Records from a collection of figures.
────

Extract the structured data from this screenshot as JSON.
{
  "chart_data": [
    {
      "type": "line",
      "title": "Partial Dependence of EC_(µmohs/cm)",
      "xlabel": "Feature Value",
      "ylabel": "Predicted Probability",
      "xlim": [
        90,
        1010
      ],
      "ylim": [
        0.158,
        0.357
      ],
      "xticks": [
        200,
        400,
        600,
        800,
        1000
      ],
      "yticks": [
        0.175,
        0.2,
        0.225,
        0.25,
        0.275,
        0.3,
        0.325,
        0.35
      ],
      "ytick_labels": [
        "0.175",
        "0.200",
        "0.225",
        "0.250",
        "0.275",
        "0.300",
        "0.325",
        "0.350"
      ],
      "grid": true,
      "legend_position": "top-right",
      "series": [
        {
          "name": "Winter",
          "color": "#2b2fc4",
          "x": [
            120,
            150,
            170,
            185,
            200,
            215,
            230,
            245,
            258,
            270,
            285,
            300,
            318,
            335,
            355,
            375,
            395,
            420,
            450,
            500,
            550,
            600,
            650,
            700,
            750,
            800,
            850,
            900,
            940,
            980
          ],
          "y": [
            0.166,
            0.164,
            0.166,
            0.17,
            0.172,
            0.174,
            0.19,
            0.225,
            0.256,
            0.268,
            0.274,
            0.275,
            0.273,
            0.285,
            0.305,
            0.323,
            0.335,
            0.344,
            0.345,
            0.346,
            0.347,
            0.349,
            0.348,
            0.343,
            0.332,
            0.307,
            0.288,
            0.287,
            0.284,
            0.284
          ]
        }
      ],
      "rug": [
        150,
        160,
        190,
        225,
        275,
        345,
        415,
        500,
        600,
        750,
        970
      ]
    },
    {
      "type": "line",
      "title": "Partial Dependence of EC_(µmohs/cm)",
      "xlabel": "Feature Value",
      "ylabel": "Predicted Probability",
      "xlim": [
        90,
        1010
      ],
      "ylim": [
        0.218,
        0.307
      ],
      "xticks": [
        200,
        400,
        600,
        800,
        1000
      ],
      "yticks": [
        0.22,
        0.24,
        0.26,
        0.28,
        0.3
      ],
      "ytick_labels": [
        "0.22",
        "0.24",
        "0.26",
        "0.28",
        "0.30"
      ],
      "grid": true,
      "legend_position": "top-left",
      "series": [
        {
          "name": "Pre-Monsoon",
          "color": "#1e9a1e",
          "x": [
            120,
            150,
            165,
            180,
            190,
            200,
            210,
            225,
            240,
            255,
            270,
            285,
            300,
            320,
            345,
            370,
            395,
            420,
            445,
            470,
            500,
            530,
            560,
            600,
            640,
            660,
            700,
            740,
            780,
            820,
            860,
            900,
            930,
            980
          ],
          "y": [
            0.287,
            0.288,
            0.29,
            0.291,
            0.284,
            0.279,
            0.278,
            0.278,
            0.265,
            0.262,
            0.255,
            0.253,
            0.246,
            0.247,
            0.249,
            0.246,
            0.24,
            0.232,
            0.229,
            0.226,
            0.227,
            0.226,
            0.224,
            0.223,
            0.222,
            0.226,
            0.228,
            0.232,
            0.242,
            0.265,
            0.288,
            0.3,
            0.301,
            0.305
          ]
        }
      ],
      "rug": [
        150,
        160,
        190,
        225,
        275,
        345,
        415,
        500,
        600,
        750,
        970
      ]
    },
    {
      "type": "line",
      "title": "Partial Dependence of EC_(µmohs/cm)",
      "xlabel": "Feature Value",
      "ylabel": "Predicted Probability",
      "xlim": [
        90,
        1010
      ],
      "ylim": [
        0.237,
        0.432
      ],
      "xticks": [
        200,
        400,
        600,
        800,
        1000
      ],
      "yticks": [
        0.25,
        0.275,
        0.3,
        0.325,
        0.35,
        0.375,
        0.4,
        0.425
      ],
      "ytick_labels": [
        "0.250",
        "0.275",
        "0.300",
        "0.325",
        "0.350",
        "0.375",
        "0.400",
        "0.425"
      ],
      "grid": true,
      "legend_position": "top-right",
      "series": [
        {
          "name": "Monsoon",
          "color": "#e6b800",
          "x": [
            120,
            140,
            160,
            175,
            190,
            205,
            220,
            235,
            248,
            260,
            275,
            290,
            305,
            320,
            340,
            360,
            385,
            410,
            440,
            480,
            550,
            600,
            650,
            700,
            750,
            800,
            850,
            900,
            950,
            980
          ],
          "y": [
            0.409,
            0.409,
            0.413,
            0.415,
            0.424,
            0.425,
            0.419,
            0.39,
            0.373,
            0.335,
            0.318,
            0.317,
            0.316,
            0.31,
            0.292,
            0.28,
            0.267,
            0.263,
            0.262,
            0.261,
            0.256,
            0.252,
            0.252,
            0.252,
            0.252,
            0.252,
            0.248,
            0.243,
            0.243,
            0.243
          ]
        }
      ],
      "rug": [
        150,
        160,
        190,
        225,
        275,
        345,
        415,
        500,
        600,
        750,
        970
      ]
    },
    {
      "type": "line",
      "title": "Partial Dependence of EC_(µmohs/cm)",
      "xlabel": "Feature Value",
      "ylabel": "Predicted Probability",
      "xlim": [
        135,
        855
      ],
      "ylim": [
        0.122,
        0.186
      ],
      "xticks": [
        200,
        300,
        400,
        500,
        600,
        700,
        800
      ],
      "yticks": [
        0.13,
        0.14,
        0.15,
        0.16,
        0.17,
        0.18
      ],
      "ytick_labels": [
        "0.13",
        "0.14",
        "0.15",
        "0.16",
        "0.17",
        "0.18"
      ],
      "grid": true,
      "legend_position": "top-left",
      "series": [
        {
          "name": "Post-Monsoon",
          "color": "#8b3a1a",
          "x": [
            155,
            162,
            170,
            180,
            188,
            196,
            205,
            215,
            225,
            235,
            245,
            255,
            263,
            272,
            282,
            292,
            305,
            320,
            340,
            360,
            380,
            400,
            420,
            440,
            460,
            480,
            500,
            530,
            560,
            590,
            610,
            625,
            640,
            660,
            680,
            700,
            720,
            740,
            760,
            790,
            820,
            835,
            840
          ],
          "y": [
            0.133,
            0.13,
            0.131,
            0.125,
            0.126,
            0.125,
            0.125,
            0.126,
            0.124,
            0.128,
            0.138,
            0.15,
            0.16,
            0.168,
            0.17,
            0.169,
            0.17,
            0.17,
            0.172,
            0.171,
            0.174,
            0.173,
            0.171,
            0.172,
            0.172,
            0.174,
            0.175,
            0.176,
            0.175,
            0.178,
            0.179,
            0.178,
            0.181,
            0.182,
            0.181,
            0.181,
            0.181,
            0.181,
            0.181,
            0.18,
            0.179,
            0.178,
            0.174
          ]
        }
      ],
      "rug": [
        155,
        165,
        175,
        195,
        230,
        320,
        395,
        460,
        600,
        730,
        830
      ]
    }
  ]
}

────

WHAT TO PRODUCE.
Repeat each entry word for word.

FINAL ANSWER.
Extract the structured data from this screenshot as JSON.
{
  "chart_data": [
    {
      "type": "line",
      "title": "Partial Dependence of EC_(µmohs/cm)",
      "xlabel": "Feature Value",
      "ylabel": "Predicted Probability",
      "xlim": [
        90,
        1010
      ],
      "ylim": [
        0.158,
        0.357
      ],
      "xticks": [
        200,
        400,
        600,
        800,
        1000
      ],
      "yticks": [
        0.175,
        0.2,
        0.225,
        0.25,
        0.275,
        0.3,
        0.325,
        0.35
      ],
      "ytick_labels": [
        "0.175",
        "0.200",
        "0.225",
        "0.250",
        "0.275",
        "0.300",
        "0.325",
        "0.350"
      ],
      "grid": true,
      "legend_position": "top-right",
      "series": [
        {
          "name": "Winter",
          "color": "#2b2fc4",
          "x": [
            120,
            150,
            170,
            185,
            200,
            215,
            230,
            245,
            258,
            270,
            285,
            300,
            318,
            335,
            355,
            375,
            395,
            420,
            450,
            500,
            550,
            600,
            650,
            700,
            750,
            800,
            850,
            900,
            940,
            980
          ],
          "y": [
            0.166,
            0.164,
            0.166,
            0.17,
            0.172,
            0.174,
            0.19,
            0.225,
            0.256,
            0.268,
            0.274,
            0.275,
            0.273,
            0.285,
            0.305,
            0.323,
            0.335,
            0.344,
            0.345,
            0.346,
            0.347,
            0.349,
            0.348,
            0.343,
            0.332,
            0.307,
            0.288,
            0.287,
            0.284,
            0.284
          ]
        }
      ],
      "rug": [
        150,
        160,
        190,
        225,
        275,
        345,
        415,
        500,
        600,
        750,
        970
      ]
    },
    {
      "type": "line",
      "title": "Partial Dependence of EC_(µmohs/cm)",
      "xlabel": "Feature Value",
      "ylabel": "Predicted Probability",
      "xlim": [
        90,
        1010
      ],
      "ylim": [
        0.218,
        0.307
      ],
      "xticks": [
        200,
        400,
        600,
        800,
        1000
      ],
      "yticks": [
        0.22,
        0.24,
        0.26,
        0.28,
        0.3
      ],
      "ytick_labels": [
        "0.22",
        "0.24",
        "0.26",
        "0.28",
        "0.30"
      ],
      "grid": true,
      "legend_position": "top-left",
      "series": [
        {
          "name": "Pre-Monsoon",
          "color": "#1e9a1e",
          "x": [
            120,
            150,
            165,
            180,
            190,
            200,
            210,
            225,
            240,
            255,
            270,
            285,
            300,
            320,
            345,
            370,
            395,
            420,
            445,
            470,
            500,
            530,
            560,
            600,
            640,
            660,
            700,
            740,
            780,
            820,
            860,
            900,
            930,
            980
          ],
          "y": [
            0.287,
            0.288,
            0.29,
            0.291,
            0.284,
            0.279,
            0.278,
            0.278,
            0.265,
            0.262,
            0.255,
            0.253,
            0.246,
            0.247,
            0.249,
            0.246,
            0.24,
            0.232,
            0.229,
            0.226,
            0.227,
            0.226,
            0.224,
            0.223,
            0.222,
            0.226,
            0.228,
            0.232,
            0.242,
            0.265,
            0.288,
            0.3,
            0.301,
            0.305
          ]
        }
      ],
      "rug": [
        150,
        160,
        190,
        225,
        275,
        345,
        415,
        500,
        600,
        750,
        970
      ]
    },
    {
      "type": "line",
      "title": "Partial Dependence of EC_(µmohs/cm)",
      "xlabel": "Feature Value",
      "ylabel": "Predicted Probability",
      "xlim": [
        90,
        1010
      ],
      "ylim": [
        0.237,
        0.432
      ],
      "xticks": [
        200,
        400,
        600,
        800,
        1000
      ],
      "yticks": [
        0.25,
        0.275,
        0.3,
        0.325,
        0.35,
        0.375,
        0.4,
        0.425
      ],
      "ytick_labels": [
        "0.250",
        "0.275",
        "0.300",
        "0.325",
        "0.350",
        "0.375",
        "0.400",
        "0.425"
      ],
      "grid": true,
      "legend_position": "top-right",
      "series": [
        {
          "name": "Monsoon",
          "color": "#e6b800",
          "x": [
            120,
            140,
            160,
            175,
            190,
            205,
            220,
            235,
            248,
            260,
            275,
            290,
            305,
            320,
            340,
            360,
            385,
            410,
            440,
            480,
            550,
            600,
            650,
            700,
            750,
            800,
            850,
            900,
            950,
            980
          ],
          "y": [
            0.409,
            0.409,
            0.413,
            0.415,
            0.424,
            0.425,
            0.419,
            0.39,
            0.373,
            0.335,
            0.318,
            0.317,
            0.316,
            0.31,
            0.292,
            0.28,
            0.267,
            0.263,
            0.262,
            0.261,
            0.256,
            0.252,
            0.252,
            0.252,
            0.252,
            0.252,
            0.248,
            0.243,
            0.243,
            0.243
          ]
        }
      ],
      "rug": [
        150,
        160,
        190,
        225,
        275,
        345,
        415,
        500,
        600,
        750,
        970
      ]
    },
    {
      "type": "line",
      "title": "Partial Dependence of EC_(µmohs/cm)",
      "xlabel": "Feature Value",
      "ylabel": "Predicted Probability",
      "xlim": [
        135,
        855
      ],
      "ylim": [
        0.122,
        0.186
      ],
      "xticks": [
        200,
        300,
        400,
        500,
        600,
        700,
        800
      ],
      "yticks": [
        0.13,
        0.14,
        0.15,
        0.16,
        0.17,
        0.18
      ],
      "ytick_labels": [
        "0.13",
        "0.14",
        "0.15",
        "0.16",
        "0.17",
        "0.18"
      ],
      "grid": true,
      "legend_position": "top-left",
      "series": [
        {
          "name": "Post-Monsoon",
          "color": "#8b3a1a",
          "x": [
            155,
            162,
            170,
            180,
            188,
            196,
            205,
            215,
            225,
            235,
            245,
            255,
            263,
            272,
            282,
            292,
            305,
            320,
            340,
            360,
            380,
            400,
            420,
            440,
            460,
            480,
            500,
            530,
            560,
            590,
            610,
            625,
            640,
            660,
            680,
            700,
            720,
            740,
            760,
            790,
            820,
            835,
            840
          ],
          "y": [
            0.133,
            0.13,
            0.131,
            0.125,
            0.126,
            0.125,
            0.125,
            0.126,
            0.124,
            0.128,
            0.138,
            0.15,
            0.16,
            0.168,
            0.17,
            0.169,
            0.17,
            0.17,
            0.172,
            0.171,
            0.174,
            0.173,
            0.171,
            0.172,
            0.172,
            0.174,
            0.175,
            0.176,
            0.175,
            0.178,
            0.179,
            0.178,
            0.181,
            0.182,
            0.181,
            0.181,
            0.181,
            0.181,
            0.181,
            0.18,
            0.179,
            0.178,
            0.174
          ]
        }
      ],
      "rug": [
        155,
        165,
        175,
        195,
        230,
        320,
        395,
        460,
        600,
        730,
        830
      ]
    }
  ]
}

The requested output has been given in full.